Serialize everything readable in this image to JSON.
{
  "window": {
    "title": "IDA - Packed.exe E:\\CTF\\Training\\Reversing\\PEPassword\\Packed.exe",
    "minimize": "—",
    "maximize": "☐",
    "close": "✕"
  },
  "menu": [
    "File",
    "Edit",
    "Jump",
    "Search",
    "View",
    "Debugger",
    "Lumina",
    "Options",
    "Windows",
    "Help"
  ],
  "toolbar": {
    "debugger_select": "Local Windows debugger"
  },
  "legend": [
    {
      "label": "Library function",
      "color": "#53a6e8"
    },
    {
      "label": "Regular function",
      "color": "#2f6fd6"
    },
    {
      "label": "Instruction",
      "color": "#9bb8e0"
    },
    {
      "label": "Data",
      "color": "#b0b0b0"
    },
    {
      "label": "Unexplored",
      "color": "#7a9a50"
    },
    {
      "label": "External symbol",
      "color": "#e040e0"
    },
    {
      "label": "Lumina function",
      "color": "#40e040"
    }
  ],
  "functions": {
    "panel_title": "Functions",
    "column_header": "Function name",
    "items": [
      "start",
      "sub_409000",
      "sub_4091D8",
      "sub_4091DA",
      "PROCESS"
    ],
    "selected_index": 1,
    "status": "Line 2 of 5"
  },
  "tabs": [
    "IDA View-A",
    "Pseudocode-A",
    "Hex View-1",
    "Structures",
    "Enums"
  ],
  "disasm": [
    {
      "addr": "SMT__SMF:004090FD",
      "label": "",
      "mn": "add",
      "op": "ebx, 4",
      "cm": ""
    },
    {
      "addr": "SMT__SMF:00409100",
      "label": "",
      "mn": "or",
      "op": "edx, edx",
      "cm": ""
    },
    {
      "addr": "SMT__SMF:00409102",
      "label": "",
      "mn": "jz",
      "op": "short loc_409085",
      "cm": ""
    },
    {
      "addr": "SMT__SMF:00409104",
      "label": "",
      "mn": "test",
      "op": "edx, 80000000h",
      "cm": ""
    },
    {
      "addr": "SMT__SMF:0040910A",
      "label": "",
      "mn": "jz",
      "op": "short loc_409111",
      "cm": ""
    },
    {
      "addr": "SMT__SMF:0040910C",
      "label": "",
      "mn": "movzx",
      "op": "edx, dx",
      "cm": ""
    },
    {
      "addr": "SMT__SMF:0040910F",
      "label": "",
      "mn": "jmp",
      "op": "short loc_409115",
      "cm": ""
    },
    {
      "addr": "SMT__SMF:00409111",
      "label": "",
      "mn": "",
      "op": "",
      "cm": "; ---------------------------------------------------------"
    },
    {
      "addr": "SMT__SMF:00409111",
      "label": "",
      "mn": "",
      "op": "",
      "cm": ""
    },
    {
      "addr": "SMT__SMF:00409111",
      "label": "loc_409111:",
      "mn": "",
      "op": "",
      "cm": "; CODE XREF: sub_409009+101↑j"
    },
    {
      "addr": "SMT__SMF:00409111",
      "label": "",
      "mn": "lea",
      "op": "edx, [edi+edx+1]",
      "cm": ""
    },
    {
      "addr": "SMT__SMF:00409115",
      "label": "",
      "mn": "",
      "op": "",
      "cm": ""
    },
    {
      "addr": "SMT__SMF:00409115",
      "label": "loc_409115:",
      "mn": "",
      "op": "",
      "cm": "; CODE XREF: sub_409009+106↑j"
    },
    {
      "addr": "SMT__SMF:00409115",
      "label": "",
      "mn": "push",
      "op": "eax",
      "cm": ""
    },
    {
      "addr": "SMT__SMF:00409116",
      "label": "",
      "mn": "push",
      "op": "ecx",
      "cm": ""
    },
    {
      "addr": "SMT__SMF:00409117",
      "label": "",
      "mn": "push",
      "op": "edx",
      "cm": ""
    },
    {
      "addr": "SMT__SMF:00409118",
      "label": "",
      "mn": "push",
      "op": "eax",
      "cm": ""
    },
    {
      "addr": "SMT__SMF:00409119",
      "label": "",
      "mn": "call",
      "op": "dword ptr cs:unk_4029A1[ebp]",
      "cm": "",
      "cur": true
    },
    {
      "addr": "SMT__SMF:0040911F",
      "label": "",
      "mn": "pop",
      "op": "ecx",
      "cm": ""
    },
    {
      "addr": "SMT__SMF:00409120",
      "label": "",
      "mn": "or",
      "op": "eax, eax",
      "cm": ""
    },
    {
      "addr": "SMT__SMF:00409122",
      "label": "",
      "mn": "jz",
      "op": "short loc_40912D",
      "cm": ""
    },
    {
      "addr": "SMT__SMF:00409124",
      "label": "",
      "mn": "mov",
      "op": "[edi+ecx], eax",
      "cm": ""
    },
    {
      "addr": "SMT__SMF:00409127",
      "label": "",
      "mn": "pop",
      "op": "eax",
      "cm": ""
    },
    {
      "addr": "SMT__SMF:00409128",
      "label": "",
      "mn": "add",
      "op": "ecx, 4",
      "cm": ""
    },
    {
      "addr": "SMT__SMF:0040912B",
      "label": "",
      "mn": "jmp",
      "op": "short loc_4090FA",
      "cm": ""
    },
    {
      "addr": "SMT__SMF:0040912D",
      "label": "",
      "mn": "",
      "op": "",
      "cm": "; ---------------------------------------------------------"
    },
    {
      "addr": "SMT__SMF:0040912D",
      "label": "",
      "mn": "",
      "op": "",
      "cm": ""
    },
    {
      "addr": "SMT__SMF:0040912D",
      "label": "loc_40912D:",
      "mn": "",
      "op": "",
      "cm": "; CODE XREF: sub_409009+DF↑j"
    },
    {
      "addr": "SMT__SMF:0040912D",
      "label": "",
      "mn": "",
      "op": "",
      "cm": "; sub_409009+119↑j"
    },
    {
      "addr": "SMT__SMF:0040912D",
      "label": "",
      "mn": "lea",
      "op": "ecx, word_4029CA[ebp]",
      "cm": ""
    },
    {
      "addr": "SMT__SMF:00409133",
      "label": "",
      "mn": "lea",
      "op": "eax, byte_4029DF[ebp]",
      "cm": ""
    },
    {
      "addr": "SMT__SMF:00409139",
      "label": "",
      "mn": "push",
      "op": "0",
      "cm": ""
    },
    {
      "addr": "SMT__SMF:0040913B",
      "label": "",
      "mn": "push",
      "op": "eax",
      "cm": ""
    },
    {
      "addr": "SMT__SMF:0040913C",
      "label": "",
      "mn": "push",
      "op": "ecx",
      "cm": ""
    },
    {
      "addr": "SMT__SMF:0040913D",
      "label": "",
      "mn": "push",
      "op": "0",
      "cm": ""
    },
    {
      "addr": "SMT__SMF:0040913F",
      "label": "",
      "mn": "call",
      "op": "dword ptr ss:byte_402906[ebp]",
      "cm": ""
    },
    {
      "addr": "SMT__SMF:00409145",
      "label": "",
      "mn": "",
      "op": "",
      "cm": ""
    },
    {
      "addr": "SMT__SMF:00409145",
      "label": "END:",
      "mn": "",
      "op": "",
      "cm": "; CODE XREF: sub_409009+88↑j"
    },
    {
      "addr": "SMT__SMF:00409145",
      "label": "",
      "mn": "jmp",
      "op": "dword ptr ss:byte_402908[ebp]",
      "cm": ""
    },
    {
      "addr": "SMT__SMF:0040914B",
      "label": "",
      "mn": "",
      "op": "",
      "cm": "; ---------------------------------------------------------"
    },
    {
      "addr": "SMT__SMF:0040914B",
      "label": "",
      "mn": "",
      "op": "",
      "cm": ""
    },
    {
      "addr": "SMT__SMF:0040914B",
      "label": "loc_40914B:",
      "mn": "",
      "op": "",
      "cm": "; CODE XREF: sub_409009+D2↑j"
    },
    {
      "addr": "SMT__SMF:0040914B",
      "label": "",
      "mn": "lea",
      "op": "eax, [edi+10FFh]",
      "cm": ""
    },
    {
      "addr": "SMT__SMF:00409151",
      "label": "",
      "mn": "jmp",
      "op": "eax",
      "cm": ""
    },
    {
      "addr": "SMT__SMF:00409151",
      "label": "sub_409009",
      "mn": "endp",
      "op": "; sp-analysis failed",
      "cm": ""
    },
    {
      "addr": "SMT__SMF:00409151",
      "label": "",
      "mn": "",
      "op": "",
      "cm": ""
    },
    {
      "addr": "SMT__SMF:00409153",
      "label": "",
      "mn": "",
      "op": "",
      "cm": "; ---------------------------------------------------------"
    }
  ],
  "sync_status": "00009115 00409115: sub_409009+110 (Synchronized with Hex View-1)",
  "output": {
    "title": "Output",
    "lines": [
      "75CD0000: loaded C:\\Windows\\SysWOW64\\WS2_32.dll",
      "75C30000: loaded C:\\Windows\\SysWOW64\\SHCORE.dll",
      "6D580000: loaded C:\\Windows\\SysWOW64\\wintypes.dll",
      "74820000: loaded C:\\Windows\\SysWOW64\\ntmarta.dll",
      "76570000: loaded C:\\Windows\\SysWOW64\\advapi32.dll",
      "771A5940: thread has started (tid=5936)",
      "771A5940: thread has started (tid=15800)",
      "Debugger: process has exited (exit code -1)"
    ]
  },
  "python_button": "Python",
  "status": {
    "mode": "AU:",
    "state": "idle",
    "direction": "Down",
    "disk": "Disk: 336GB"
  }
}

* **WHAT YOU HAVE TO DO**
Select every line of the material above holding the word "XREF" and copy it.

* **COMPLETED EXERCISE**
      "cm": "; CODE XREF: sub_409009+101↑j"
      "cm": "; CODE XREF: sub_409009+106↑j"
      "cm": "; CODE XREF: sub_409009+DF↑j"
      "cm": "; CODE XREF: sub_409009+88↑j"
      "cm": "; CODE XREF: sub_409009+D2↑j"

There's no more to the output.